* begin *

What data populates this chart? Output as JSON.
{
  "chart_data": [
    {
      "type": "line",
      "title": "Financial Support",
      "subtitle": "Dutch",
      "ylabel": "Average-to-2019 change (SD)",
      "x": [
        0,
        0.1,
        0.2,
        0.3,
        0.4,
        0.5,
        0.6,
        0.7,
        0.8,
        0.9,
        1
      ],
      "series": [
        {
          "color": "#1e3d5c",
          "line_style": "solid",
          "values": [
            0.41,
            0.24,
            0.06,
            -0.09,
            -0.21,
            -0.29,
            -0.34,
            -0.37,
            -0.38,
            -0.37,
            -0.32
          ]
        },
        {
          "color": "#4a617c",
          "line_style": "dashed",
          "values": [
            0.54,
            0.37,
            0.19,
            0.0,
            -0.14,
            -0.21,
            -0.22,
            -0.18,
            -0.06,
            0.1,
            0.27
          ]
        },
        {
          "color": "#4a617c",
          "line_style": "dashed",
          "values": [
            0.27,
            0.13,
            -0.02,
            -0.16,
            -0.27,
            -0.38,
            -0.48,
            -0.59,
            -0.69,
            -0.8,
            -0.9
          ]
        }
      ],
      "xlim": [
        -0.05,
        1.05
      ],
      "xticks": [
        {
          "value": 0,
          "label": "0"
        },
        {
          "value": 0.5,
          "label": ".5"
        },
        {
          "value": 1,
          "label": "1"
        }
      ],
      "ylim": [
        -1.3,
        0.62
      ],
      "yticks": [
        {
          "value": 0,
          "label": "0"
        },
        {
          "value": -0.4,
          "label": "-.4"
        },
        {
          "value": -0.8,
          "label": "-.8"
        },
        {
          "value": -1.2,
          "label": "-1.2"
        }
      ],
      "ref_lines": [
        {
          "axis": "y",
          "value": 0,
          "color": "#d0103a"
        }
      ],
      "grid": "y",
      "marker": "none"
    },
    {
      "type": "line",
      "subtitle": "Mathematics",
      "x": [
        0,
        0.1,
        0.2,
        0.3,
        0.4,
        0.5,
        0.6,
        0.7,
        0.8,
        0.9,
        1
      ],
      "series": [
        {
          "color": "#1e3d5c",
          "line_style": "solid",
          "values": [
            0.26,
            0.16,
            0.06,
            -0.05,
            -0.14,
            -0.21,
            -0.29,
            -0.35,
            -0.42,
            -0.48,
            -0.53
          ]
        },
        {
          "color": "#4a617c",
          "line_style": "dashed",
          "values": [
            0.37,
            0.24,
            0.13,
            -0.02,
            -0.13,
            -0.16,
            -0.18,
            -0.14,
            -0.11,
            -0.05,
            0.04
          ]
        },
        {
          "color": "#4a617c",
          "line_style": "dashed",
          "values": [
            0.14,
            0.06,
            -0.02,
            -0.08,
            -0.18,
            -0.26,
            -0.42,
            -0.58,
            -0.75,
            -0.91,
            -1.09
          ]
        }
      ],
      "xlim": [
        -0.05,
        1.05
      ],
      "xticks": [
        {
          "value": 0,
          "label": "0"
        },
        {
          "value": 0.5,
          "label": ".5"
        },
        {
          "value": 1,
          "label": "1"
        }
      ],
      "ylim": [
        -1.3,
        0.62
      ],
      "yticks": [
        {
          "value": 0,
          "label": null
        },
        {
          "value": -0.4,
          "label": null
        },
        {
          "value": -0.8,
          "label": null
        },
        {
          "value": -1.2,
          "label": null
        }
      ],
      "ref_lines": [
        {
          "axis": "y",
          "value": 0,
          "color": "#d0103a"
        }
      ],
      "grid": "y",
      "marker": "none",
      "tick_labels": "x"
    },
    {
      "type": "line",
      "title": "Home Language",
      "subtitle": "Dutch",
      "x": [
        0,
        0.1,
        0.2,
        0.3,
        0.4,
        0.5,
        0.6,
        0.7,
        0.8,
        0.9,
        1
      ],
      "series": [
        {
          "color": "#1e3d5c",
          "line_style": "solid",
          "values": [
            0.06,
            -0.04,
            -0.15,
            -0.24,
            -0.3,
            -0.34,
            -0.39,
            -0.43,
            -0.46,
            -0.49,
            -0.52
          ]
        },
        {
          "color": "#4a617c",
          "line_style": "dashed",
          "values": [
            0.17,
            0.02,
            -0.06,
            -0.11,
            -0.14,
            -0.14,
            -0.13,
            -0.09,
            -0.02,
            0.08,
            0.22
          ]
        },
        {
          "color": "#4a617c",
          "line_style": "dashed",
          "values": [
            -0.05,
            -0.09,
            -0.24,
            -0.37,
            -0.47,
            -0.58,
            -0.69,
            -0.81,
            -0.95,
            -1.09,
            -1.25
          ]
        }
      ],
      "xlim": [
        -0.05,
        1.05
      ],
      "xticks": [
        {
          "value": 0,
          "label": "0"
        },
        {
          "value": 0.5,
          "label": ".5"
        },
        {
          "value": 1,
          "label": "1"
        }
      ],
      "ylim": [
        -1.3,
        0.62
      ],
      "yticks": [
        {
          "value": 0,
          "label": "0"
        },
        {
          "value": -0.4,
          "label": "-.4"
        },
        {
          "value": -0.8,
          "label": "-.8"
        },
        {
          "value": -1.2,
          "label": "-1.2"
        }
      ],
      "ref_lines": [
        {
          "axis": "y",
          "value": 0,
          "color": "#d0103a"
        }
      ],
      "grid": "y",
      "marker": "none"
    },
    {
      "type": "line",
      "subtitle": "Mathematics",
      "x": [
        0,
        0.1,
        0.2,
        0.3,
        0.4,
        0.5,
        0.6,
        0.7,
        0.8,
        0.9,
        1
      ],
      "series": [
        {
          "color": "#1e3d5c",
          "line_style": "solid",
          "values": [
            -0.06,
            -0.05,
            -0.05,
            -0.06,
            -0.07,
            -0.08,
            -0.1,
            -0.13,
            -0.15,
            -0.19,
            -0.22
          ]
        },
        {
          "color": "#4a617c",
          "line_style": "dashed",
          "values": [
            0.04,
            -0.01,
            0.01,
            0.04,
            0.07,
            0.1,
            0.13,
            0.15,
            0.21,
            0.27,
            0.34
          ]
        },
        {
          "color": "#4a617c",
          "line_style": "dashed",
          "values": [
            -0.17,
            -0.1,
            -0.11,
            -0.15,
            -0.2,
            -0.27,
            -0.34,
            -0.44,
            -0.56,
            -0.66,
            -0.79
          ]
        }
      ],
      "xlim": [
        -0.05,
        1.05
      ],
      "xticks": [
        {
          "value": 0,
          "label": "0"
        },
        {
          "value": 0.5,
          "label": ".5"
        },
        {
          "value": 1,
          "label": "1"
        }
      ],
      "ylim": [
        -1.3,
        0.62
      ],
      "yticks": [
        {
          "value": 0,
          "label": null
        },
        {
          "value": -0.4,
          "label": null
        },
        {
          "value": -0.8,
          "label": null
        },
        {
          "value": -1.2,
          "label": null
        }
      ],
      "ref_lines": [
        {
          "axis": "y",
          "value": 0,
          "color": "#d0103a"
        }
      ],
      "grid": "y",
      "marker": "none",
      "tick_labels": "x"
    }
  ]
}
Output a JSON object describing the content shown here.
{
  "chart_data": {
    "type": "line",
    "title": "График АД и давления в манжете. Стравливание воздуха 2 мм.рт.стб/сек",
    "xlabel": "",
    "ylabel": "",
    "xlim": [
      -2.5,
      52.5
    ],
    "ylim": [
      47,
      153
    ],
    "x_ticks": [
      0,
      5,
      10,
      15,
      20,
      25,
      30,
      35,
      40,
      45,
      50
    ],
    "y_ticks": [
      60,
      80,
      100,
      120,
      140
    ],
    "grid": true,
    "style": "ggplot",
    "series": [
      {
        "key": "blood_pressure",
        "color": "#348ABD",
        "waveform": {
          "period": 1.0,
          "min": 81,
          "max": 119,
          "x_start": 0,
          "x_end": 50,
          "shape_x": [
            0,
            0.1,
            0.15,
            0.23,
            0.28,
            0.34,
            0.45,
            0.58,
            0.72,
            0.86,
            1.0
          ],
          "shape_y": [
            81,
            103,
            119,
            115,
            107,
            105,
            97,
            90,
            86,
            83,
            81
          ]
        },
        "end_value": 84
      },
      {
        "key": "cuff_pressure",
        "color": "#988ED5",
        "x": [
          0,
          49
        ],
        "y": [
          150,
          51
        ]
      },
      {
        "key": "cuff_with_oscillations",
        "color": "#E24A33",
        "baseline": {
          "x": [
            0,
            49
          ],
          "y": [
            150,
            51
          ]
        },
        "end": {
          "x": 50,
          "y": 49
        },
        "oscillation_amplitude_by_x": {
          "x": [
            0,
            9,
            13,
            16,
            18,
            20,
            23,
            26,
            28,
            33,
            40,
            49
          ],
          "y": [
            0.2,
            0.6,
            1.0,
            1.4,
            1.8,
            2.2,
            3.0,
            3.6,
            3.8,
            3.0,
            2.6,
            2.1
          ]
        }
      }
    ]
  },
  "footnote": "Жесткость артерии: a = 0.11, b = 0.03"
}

* end *

— Short exercise —
Reply with one number only: how many lines of the listing hold "Output"?

— Exercise solution —
2